begin Listed records
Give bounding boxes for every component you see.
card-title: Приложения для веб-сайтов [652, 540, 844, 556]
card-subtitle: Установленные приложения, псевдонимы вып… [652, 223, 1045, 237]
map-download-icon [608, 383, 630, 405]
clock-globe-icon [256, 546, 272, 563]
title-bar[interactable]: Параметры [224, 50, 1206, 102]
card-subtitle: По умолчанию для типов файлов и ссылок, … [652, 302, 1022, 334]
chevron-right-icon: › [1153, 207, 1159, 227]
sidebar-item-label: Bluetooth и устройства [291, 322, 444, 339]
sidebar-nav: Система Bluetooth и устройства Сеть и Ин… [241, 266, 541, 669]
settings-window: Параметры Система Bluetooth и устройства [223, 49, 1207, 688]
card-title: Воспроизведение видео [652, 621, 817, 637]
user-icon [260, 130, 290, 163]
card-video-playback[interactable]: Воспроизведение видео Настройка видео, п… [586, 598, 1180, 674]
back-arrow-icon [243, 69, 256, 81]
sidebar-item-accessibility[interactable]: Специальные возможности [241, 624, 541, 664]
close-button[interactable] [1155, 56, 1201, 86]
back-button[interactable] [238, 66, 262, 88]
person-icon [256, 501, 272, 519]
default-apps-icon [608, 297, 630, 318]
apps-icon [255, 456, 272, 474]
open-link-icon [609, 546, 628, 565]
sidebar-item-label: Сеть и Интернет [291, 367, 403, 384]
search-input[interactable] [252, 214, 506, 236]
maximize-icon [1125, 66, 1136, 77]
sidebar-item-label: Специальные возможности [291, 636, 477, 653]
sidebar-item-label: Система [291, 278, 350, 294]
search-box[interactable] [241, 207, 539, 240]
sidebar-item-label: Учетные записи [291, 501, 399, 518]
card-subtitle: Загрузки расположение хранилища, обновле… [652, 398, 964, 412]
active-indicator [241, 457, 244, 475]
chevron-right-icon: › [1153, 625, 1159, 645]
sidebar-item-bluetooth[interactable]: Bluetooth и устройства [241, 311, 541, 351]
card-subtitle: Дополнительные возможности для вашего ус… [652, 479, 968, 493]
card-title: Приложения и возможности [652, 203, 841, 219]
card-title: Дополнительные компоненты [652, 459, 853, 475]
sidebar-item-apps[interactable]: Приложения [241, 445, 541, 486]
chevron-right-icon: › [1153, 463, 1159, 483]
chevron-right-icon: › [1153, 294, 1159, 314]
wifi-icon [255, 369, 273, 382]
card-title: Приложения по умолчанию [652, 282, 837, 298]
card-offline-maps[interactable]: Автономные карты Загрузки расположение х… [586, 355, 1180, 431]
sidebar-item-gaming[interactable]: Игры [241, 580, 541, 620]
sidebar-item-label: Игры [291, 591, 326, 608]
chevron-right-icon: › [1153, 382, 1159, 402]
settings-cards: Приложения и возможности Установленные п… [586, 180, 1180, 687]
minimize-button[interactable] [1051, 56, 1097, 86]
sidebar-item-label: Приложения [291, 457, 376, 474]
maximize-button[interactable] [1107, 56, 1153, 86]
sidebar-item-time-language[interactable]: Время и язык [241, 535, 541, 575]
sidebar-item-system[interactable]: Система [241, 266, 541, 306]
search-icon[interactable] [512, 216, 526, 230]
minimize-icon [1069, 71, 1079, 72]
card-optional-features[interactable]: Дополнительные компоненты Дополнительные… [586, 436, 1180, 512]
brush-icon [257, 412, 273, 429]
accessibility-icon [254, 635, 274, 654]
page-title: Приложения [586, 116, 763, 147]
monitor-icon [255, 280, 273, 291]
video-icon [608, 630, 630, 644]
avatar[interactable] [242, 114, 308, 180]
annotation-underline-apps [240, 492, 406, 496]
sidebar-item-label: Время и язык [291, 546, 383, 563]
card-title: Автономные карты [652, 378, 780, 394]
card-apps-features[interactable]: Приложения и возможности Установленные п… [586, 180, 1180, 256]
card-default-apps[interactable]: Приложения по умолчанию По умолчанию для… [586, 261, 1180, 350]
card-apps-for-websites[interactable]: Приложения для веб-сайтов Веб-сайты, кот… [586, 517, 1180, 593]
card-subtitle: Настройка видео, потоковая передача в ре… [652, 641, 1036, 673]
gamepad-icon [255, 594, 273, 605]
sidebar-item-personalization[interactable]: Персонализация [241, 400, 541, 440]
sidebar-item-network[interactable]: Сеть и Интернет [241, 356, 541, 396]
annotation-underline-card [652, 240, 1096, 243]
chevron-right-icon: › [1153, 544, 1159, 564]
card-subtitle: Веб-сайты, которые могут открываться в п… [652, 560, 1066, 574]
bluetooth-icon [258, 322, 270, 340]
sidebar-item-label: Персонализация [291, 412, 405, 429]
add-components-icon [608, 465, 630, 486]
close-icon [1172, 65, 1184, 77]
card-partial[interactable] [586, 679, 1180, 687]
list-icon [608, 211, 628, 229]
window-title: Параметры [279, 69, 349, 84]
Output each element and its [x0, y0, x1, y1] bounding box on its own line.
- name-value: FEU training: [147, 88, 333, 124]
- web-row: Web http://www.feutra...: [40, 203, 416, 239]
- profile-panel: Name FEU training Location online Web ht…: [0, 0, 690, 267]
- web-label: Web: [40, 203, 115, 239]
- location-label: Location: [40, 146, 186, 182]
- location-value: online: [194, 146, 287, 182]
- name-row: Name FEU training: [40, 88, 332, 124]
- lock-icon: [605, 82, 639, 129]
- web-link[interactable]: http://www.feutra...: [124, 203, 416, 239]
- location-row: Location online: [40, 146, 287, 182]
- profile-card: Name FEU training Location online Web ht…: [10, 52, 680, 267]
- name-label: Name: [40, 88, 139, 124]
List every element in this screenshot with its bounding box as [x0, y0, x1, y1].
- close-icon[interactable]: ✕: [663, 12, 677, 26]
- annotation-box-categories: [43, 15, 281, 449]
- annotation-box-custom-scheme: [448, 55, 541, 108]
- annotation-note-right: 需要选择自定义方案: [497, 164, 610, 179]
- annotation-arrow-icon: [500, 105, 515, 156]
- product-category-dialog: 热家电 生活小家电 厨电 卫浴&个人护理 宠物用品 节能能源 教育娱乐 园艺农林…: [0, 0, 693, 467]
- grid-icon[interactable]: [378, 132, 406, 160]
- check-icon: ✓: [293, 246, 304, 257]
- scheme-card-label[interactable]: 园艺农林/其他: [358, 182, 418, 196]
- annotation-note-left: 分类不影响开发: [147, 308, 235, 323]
end Listed records
Rewrite all the records, switching "sidebar-item-label" to "nav-item-label" wherever it occurs and leaving everything else unchanged.

## Answer
Give bounding boxes for every component you see.
card-title: Приложения для веб-сайтов [652, 540, 844, 556]
card-subtitle: Установленные приложения, псевдонимы вып… [652, 223, 1045, 237]
map-download-icon [608, 383, 630, 405]
clock-globe-icon [256, 546, 272, 563]
title-bar[interactable]: Параметры [224, 50, 1206, 102]
card-subtitle: По умолчанию для типов файлов и ссылок, … [652, 302, 1022, 334]
chevron-right-icon: › [1153, 207, 1159, 227]
nav-item-label: Bluetooth и устройства [291, 322, 444, 339]
sidebar-nav: Система Bluetooth и устройства Сеть и Ин… [241, 266, 541, 669]
settings-window: Параметры Система Bluetooth и устройства [223, 49, 1207, 688]
card-title: Воспроизведение видео [652, 621, 817, 637]
user-icon [260, 130, 290, 163]
card-video-playback[interactable]: Воспроизведение видео Настройка видео, п… [586, 598, 1180, 674]
back-arrow-icon [243, 69, 256, 81]
sidebar-item-accessibility[interactable]: Специальные возможности [241, 624, 541, 664]
close-button[interactable] [1155, 56, 1201, 86]
back-button[interactable] [238, 66, 262, 88]
person-icon [256, 501, 272, 519]
default-apps-icon [608, 297, 630, 318]
apps-icon [255, 456, 272, 474]
open-link-icon [609, 546, 628, 565]
nav-item-label: Сеть и Интернет [291, 367, 403, 384]
search-input[interactable] [252, 214, 506, 236]
maximize-icon [1125, 66, 1136, 77]
nav-item-label: Специальные возможности [291, 636, 477, 653]
nav-item-label: Система [291, 278, 350, 294]
search-box[interactable] [241, 207, 539, 240]
nav-item-label: Учетные записи [291, 501, 399, 518]
card-subtitle: Загрузки расположение хранилища, обновле… [652, 398, 964, 412]
active-indicator [241, 457, 244, 475]
chevron-right-icon: › [1153, 625, 1159, 645]
sidebar-item-bluetooth[interactable]: Bluetooth и устройства [241, 311, 541, 351]
card-subtitle: Дополнительные возможности для вашего ус… [652, 479, 968, 493]
card-title: Приложения и возможности [652, 203, 841, 219]
card-title: Дополнительные компоненты [652, 459, 853, 475]
sidebar-item-apps[interactable]: Приложения [241, 445, 541, 486]
chevron-right-icon: › [1153, 463, 1159, 483]
chevron-right-icon: › [1153, 294, 1159, 314]
wifi-icon [255, 369, 273, 382]
card-title: Приложения по умолчанию [652, 282, 837, 298]
card-offline-maps[interactable]: Автономные карты Загрузки расположение х… [586, 355, 1180, 431]
sidebar-item-gaming[interactable]: Игры [241, 580, 541, 620]
nav-item-label: Игры [291, 591, 326, 608]
chevron-right-icon: › [1153, 382, 1159, 402]
settings-cards: Приложения и возможности Установленные п… [586, 180, 1180, 687]
minimize-button[interactable] [1051, 56, 1097, 86]
nav-item-label: Приложения [291, 457, 376, 474]
maximize-button[interactable] [1107, 56, 1153, 86]
sidebar-item-time-language[interactable]: Время и язык [241, 535, 541, 575]
sidebar-item-system[interactable]: Система [241, 266, 541, 306]
search-icon[interactable] [512, 216, 526, 230]
minimize-icon [1069, 71, 1079, 72]
card-optional-features[interactable]: Дополнительные компоненты Дополнительные… [586, 436, 1180, 512]
brush-icon [257, 412, 273, 429]
accessibility-icon [254, 635, 274, 654]
page-title: Приложения [586, 116, 763, 147]
monitor-icon [255, 280, 273, 291]
video-icon [608, 630, 630, 644]
avatar[interactable] [242, 114, 308, 180]
annotation-underline-apps [240, 492, 406, 496]
nav-item-label: Время и язык [291, 546, 383, 563]
card-title: Автономные карты [652, 378, 780, 394]
card-apps-features[interactable]: Приложения и возможности Установленные п… [586, 180, 1180, 256]
card-default-apps[interactable]: Приложения по умолчанию По умолчанию для… [586, 261, 1180, 350]
card-apps-for-websites[interactable]: Приложения для веб-сайтов Веб-сайты, кот… [586, 517, 1180, 593]
card-subtitle: Настройка видео, потоковая передача в ре… [652, 641, 1036, 673]
gamepad-icon [255, 594, 273, 605]
sidebar-item-personalization[interactable]: Персонализация [241, 400, 541, 440]
sidebar-item-network[interactable]: Сеть и Интернет [241, 356, 541, 396]
annotation-underline-card [652, 240, 1096, 243]
chevron-right-icon: › [1153, 544, 1159, 564]
card-subtitle: Веб-сайты, которые могут открываться в п… [652, 560, 1066, 574]
bluetooth-icon [258, 322, 270, 340]
nav-item-label: Персонализация [291, 412, 405, 429]
add-components-icon [608, 465, 630, 486]
close-icon [1172, 65, 1184, 77]
card-partial[interactable] [586, 679, 1180, 687]
list-icon [608, 211, 628, 229]
window-title: Параметры [279, 69, 349, 84]
Output each element and its [x0, y0, x1, y1] bounding box on its own line.
- name-value: FEU training: [147, 88, 333, 124]
- web-row: Web http://www.feutra...: [40, 203, 416, 239]
- profile-panel: Name FEU training Location online Web ht…: [0, 0, 690, 267]
- web-label: Web: [40, 203, 115, 239]
- location-label: Location: [40, 146, 186, 182]
- location-value: online: [194, 146, 287, 182]
- name-row: Name FEU training: [40, 88, 332, 124]
- lock-icon: [605, 82, 639, 129]
- web-link[interactable]: http://www.feutra...: [124, 203, 416, 239]
- location-row: Location online: [40, 146, 287, 182]
- profile-card: Name FEU training Location online Web ht…: [10, 52, 680, 267]
- name-label: Name: [40, 88, 139, 124]
List every element in this screenshot with its bounding box as [x0, y0, x1, y1].
- close-icon[interactable]: ✕: [663, 12, 677, 26]
- annotation-box-categories: [43, 15, 281, 449]
- annotation-box-custom-scheme: [448, 55, 541, 108]
- annotation-note-right: 需要选择自定义方案: [497, 164, 610, 179]
- annotation-arrow-icon: [500, 105, 515, 156]
- product-category-dialog: 热家电 生活小家电 厨电 卫浴&个人护理 宠物用品 节能能源 教育娱乐 园艺农林…: [0, 0, 693, 467]
- grid-icon[interactable]: [378, 132, 406, 160]
- check-icon: ✓: [293, 246, 304, 257]
- scheme-card-label[interactable]: 园艺农林/其他: [358, 182, 418, 196]
- annotation-note-left: 分类不影响开发: [147, 308, 235, 323]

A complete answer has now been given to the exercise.